OBJECTIVE. Find how many lines contain "title" and state only that number.
++++++
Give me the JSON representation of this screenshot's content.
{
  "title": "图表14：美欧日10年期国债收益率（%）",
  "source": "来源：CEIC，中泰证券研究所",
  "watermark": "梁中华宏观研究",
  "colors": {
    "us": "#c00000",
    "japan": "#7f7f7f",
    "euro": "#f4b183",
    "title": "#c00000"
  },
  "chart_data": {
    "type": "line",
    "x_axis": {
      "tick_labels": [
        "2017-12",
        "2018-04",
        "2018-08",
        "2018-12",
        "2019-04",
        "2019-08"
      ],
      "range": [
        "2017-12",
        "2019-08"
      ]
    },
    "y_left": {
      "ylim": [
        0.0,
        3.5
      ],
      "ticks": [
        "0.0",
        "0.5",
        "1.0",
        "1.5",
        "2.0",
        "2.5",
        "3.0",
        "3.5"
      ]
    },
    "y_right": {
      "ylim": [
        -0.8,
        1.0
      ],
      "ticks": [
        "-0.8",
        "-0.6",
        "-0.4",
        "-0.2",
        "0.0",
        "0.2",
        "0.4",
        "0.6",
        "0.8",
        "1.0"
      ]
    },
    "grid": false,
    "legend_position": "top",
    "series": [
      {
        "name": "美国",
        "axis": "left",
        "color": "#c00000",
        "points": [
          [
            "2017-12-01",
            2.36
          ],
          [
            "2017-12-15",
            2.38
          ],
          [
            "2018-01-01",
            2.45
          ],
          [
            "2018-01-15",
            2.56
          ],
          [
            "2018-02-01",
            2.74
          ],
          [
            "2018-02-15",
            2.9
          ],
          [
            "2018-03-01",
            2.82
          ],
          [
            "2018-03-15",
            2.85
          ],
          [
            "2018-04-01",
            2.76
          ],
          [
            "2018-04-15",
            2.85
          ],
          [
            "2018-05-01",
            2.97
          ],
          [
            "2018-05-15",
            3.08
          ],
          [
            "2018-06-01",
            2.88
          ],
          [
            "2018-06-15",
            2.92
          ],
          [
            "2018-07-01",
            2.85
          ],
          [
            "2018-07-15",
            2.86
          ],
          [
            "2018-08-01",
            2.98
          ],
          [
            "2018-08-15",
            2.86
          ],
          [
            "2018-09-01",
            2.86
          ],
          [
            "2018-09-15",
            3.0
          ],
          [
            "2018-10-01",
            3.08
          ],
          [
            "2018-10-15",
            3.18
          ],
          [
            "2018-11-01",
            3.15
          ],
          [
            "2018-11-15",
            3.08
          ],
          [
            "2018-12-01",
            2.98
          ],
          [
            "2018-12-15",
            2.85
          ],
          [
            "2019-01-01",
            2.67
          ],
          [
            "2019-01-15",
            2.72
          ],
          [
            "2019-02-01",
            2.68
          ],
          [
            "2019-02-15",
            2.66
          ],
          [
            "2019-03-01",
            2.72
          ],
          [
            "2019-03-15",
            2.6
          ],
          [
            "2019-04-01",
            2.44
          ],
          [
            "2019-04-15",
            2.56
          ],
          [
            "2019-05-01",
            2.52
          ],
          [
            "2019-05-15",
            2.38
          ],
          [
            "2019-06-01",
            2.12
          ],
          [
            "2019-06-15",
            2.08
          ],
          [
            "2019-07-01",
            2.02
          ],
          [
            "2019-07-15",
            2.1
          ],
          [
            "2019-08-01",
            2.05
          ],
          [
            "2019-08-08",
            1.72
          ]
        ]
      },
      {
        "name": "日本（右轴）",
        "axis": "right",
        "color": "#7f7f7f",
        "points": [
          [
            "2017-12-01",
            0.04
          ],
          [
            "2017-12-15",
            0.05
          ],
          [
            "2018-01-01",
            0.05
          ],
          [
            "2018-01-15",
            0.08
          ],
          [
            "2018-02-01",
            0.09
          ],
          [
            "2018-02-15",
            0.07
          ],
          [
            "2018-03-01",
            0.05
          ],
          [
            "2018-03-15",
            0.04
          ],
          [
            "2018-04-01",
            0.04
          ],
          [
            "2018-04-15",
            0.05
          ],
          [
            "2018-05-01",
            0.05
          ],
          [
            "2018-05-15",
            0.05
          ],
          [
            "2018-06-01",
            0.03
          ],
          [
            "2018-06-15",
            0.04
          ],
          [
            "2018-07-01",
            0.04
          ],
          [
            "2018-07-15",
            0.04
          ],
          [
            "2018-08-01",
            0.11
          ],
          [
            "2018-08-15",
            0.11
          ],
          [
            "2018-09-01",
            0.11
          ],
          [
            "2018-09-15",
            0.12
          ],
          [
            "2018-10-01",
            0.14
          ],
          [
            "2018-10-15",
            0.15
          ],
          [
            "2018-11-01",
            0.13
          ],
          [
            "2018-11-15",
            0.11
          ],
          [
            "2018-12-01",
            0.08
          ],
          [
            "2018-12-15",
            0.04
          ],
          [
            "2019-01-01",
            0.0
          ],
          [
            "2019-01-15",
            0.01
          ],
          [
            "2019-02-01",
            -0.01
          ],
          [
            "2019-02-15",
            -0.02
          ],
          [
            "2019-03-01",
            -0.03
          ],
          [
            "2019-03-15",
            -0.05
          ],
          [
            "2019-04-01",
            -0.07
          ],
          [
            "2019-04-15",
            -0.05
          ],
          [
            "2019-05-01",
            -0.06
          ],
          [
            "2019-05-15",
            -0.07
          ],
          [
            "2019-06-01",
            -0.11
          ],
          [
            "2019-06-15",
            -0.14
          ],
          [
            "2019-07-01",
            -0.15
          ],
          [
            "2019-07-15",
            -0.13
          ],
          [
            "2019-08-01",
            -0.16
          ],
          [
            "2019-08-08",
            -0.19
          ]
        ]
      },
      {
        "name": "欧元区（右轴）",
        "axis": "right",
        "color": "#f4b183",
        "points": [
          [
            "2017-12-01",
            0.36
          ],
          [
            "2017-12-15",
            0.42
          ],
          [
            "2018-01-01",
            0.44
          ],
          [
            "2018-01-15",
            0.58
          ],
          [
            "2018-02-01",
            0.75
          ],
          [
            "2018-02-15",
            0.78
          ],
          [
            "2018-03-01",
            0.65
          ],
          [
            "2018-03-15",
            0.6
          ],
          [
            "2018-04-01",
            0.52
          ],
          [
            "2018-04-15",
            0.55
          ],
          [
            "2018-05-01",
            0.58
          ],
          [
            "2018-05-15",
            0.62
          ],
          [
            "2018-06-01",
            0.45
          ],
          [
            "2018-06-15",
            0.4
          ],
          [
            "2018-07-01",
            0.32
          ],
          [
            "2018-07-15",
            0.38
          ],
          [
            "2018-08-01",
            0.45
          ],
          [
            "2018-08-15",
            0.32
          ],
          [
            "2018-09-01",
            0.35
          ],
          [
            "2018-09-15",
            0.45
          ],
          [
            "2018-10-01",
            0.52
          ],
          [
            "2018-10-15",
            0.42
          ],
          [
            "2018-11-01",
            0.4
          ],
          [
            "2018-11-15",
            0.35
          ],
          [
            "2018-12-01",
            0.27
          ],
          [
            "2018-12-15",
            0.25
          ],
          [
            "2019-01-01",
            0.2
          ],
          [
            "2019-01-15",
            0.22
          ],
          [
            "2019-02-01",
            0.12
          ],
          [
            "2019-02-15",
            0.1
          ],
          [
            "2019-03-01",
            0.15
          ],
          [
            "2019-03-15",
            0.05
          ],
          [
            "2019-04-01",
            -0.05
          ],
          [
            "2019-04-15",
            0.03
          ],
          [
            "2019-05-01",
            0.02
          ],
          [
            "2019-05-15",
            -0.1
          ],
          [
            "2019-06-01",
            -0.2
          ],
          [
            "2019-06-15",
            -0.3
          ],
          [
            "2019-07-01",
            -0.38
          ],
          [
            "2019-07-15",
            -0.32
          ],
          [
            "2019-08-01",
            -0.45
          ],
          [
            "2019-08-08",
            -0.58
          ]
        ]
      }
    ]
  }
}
++++++
SOLUTION TO THE PROBLEM. 2